Dataset entries on figures

------------------------------

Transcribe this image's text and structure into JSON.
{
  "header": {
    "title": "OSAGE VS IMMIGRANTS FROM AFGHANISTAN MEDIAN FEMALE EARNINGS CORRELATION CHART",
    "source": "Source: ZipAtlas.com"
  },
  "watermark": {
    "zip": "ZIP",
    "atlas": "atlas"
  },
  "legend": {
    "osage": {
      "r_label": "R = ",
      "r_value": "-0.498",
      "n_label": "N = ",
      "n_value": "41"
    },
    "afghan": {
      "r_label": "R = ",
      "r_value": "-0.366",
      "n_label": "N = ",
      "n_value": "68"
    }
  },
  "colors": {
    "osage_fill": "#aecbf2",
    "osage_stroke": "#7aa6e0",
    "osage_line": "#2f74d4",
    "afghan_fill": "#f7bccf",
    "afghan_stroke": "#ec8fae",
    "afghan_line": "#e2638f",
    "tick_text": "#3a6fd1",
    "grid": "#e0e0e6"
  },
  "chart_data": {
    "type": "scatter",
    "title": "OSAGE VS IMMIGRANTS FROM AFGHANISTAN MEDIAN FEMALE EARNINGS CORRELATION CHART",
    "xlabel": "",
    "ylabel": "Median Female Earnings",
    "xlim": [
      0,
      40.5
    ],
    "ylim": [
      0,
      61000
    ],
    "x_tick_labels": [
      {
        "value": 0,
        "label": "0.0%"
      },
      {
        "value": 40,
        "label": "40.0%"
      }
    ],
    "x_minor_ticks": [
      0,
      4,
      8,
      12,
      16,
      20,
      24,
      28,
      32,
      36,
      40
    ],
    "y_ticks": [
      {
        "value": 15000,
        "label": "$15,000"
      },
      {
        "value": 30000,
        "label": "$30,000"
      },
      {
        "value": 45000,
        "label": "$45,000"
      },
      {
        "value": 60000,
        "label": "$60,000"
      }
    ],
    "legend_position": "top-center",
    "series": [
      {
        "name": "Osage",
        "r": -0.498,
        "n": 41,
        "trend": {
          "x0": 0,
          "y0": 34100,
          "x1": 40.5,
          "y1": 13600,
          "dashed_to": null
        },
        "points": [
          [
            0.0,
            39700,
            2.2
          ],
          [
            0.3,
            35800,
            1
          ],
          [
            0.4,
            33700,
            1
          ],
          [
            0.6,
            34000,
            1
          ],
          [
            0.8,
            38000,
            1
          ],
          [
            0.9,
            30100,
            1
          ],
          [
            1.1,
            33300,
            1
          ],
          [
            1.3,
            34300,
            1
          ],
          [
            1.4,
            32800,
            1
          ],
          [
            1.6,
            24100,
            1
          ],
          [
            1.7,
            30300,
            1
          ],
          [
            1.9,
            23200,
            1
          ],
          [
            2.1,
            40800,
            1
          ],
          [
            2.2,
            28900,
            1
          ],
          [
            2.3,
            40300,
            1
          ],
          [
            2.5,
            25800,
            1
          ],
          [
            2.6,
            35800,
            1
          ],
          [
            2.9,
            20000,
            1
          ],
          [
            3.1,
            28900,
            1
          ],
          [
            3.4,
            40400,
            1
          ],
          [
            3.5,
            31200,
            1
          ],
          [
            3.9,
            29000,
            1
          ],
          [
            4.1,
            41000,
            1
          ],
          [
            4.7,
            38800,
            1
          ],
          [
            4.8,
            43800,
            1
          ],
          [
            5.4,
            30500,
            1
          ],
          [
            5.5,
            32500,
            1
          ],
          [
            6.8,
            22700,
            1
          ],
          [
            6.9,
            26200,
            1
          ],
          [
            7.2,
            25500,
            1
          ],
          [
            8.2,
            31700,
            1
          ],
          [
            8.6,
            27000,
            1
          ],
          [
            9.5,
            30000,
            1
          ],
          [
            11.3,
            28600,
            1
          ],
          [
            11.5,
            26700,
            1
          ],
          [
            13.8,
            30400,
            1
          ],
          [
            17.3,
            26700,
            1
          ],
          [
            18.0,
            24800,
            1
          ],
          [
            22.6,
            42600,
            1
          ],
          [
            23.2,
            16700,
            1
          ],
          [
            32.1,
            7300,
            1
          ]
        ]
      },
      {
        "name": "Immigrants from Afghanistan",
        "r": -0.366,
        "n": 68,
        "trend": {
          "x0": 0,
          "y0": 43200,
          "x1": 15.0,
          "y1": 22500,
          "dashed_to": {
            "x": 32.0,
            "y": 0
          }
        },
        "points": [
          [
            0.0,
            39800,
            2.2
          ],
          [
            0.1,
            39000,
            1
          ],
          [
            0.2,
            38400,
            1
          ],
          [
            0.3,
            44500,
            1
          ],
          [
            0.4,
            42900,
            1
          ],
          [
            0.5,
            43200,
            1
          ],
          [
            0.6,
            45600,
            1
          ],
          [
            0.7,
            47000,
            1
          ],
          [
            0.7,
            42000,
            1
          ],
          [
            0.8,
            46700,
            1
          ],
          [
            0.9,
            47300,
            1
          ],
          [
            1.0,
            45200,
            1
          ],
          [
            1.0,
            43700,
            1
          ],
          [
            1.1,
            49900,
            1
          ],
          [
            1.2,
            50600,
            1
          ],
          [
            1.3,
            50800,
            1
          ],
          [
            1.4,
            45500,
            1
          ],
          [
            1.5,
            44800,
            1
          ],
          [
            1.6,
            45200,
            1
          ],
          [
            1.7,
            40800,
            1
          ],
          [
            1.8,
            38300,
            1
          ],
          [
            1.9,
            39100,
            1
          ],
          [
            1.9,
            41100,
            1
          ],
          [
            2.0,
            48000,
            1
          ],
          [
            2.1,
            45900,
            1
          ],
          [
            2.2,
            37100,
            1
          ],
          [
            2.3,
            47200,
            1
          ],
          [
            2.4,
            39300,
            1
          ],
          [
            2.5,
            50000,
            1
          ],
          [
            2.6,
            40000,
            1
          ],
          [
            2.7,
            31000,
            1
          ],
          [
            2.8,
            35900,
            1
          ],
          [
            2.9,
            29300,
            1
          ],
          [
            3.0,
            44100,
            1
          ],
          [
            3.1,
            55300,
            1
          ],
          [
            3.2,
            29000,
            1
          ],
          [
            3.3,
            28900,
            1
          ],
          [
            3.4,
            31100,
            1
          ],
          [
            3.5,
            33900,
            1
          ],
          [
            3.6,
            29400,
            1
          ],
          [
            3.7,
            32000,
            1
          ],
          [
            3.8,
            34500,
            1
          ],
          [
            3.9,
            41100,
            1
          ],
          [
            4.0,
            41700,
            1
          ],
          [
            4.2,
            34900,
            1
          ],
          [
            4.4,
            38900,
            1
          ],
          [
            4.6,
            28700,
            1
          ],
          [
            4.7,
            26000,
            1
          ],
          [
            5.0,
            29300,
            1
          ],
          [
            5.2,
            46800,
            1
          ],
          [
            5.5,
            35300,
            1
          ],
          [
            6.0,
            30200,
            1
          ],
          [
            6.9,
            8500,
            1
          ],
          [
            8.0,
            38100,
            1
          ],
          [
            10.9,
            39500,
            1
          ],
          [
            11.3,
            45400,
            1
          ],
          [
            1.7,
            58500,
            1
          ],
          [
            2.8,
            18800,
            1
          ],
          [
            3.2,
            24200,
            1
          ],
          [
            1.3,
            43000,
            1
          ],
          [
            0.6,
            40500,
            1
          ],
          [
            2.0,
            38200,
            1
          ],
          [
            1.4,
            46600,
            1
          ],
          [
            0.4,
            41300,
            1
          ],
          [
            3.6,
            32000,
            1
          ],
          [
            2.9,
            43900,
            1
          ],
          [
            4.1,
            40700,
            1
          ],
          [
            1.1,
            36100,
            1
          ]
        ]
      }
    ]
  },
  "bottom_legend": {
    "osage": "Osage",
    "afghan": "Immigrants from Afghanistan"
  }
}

------------------------------

## [Your objective]
Extract the listing in its entirety and repeat it exactly.

## [Solution to this task]
Transcribe this image's text and structure into JSON.
{
  "header": {
    "title": "OSAGE VS IMMIGRANTS FROM AFGHANISTAN MEDIAN FEMALE EARNINGS CORRELATION CHART",
    "source": "Source: ZipAtlas.com"
  },
  "watermark": {
    "zip": "ZIP",
    "atlas": "atlas"
  },
  "legend": {
    "osage": {
      "r_label": "R = ",
      "r_value": "-0.498",
      "n_label": "N = ",
      "n_value": "41"
    },
    "afghan": {
      "r_label": "R = ",
      "r_value": "-0.366",
      "n_label": "N = ",
      "n_value": "68"
    }
  },
  "colors": {
    "osage_fill": "#aecbf2",
    "osage_stroke": "#7aa6e0",
    "osage_line": "#2f74d4",
    "afghan_fill": "#f7bccf",
    "afghan_stroke": "#ec8fae",
    "afghan_line": "#e2638f",
    "tick_text": "#3a6fd1",
    "grid": "#e0e0e6"
  },
  "chart_data": {
    "type": "scatter",
    "title": "OSAGE VS IMMIGRANTS FROM AFGHANISTAN MEDIAN FEMALE EARNINGS CORRELATION CHART",
    "xlabel": "",
    "ylabel": "Median Female Earnings",
    "xlim": [
      0,
      40.5
    ],
    "ylim": [
      0,
      61000
    ],
    "x_tick_labels": [
      {
        "value": 0,
        "label": "0.0%"
      },
      {
        "value": 40,
        "label": "40.0%"
      }
    ],
    "x_minor_ticks": [
      0,
      4,
      8,
      12,
      16,
      20,
      24,
      28,
      32,
      36,
      40
    ],
    "y_ticks": [
      {
        "value": 15000,
        "label": "$15,000"
      },
      {
        "value": 30000,
        "label": "$30,000"
      },
      {
        "value": 45000,
        "label": "$45,000"
      },
      {
        "value": 60000,
        "label": "$60,000"
      }
    ],
    "legend_position": "top-center",
    "series": [
      {
        "name": "Osage",
        "r": -0.498,
        "n": 41,
        "trend": {
          "x0": 0,
          "y0": 34100,
          "x1": 40.5,
          "y1": 13600,
          "dashed_to": null
        },
        "points": [
          [
            0.0,
            39700,
            2.2
          ],
          [
            0.3,
            35800,
            1
          ],
          [
            0.4,
            33700,
            1
          ],
          [
            0.6,
            34000,
            1
          ],
          [
            0.8,
            38000,
            1
          ],
          [
            0.9,
            30100,
            1
          ],
          [
            1.1,
            33300,
            1
          ],
          [
            1.3,
            34300,
            1
          ],
          [
            1.4,
            32800,
            1
          ],
          [
            1.6,
            24100,
            1
          ],
          [
            1.7,
            30300,
            1
          ],
          [
            1.9,
            23200,
            1
          ],
          [
            2.1,
            40800,
            1
          ],
          [
            2.2,
            28900,
            1
          ],
          [
            2.3,
            40300,
            1
          ],
          [
            2.5,
            25800,
            1
          ],
          [
            2.6,
            35800,
            1
          ],
          [
            2.9,
            20000,
            1
          ],
          [
            3.1,
            28900,
            1
          ],
          [
            3.4,
            40400,
            1
          ],
          [
            3.5,
            31200,
            1
          ],
          [
            3.9,
            29000,
            1
          ],
          [
            4.1,
            41000,
            1
          ],
          [
            4.7,
            38800,
            1
          ],
          [
            4.8,
            43800,
            1
          ],
          [
            5.4,
            30500,
            1
          ],
          [
            5.5,
            32500,
            1
          ],
          [
            6.8,
            22700,
            1
          ],
          [
            6.9,
            26200,
            1
          ],
          [
            7.2,
            25500,
            1
          ],
          [
            8.2,
            31700,
            1
          ],
          [
            8.6,
            27000,
            1
          ],
          [
            9.5,
            30000,
            1
          ],
          [
            11.3,
            28600,
            1
          ],
          [
            11.5,
            26700,
            1
          ],
          [
            13.8,
            30400,
            1
          ],
          [
            17.3,
            26700,
            1
          ],
          [
            18.0,
            24800,
            1
          ],
          [
            22.6,
            42600,
            1
          ],
          [
            23.2,
            16700,
            1
          ],
          [
            32.1,
            7300,
            1
          ]
        ]
      },
      {
        "name": "Immigrants from Afghanistan",
        "r": -0.366,
        "n": 68,
        "trend": {
          "x0": 0,
          "y0": 43200,
          "x1": 15.0,
          "y1": 22500,
          "dashed_to": {
            "x": 32.0,
            "y": 0
          }
        },
        "points": [
          [
            0.0,
            39800,
            2.2
          ],
          [
            0.1,
            39000,
            1
          ],
          [
            0.2,
            38400,
            1
          ],
          [
            0.3,
            44500,
            1
          ],
          [
            0.4,
            42900,
            1
          ],
          [
            0.5,
            43200,
            1
          ],
          [
            0.6,
            45600,
            1
          ],
          [
            0.7,
            47000,
            1
          ],
          [
            0.7,
            42000,
            1
          ],
          [
            0.8,
            46700,
            1
          ],
          [
            0.9,
            47300,
            1
          ],
          [
            1.0,
            45200,
            1
          ],
          [
            1.0,
            43700,
            1
          ],
          [
            1.1,
            49900,
            1
          ],
          [
            1.2,
            50600,
            1
          ],
          [
            1.3,
            50800,
            1
          ],
          [
            1.4,
            45500,
            1
          ],
          [
            1.5,
            44800,
            1
          ],
          [
            1.6,
            45200,
            1
          ],
          [
            1.7,
            40800,
            1
          ],
          [
            1.8,
            38300,
            1
          ],
          [
            1.9,
            39100,
            1
          ],
          [
            1.9,
            41100,
            1
          ],
          [
            2.0,
            48000,
            1
          ],
          [
            2.1,
            45900,
            1
          ],
          [
            2.2,
            37100,
            1
          ],
          [
            2.3,
            47200,
            1
          ],
          [
            2.4,
            39300,
            1
          ],
          [
            2.5,
            50000,
            1
          ],
          [
            2.6,
            40000,
            1
          ],
          [
            2.7,
            31000,
            1
          ],
          [
            2.8,
            35900,
            1
          ],
          [
            2.9,
            29300,
            1
          ],
          [
            3.0,
            44100,
            1
          ],
          [
            3.1,
            55300,
            1
          ],
          [
            3.2,
            29000,
            1
          ],
          [
            3.3,
            28900,
            1
          ],
          [
            3.4,
            31100,
            1
          ],
          [
            3.5,
            33900,
            1
          ],
          [
            3.6,
            29400,
            1
          ],
          [
            3.7,
            32000,
            1
          ],
          [
            3.8,
            34500,
            1
          ],
          [
            3.9,
            41100,
            1
          ],
          [
            4.0,
            41700,
            1
          ],
          [
            4.2,
            34900,
            1
          ],
          [
            4.4,
            38900,
            1
          ],
          [
            4.6,
            28700,
            1
          ],
          [
            4.7,
            26000,
            1
          ],
          [
            5.0,
            29300,
            1
          ],
          [
            5.2,
            46800,
            1
          ],
          [
            5.5,
            35300,
            1
          ],
          [
            6.0,
            30200,
            1
          ],
          [
            6.9,
            8500,
            1
          ],
          [
            8.0,
            38100,
            1
          ],
          [
            10.9,
            39500,
            1
          ],
          [
            11.3,
            45400,
            1
          ],
          [
            1.7,
            58500,
            1
          ],
          [
            2.8,
            18800,
            1
          ],
          [
            3.2,
            24200,
            1
          ],
          [
            1.3,
            43000,
            1
          ],
          [
            0.6,
            40500,
            1
          ],
          [
            2.0,
            38200,
            1
          ],
          [
            1.4,
            46600,
            1
          ],
          [
            0.4,
            41300,
            1
          ],
          [
            3.6,
            32000,
            1
          ],
          [
            2.9,
            43900,
            1
          ],
          [
            4.1,
            40700,
            1
          ],
          [
            1.1,
            36100,
            1
          ]
        ]
      }
    ]
  },
  "bottom_legend": {
    "osage": "Osage",
    "afghan": "Immigrants from Afghanistan"
  }
}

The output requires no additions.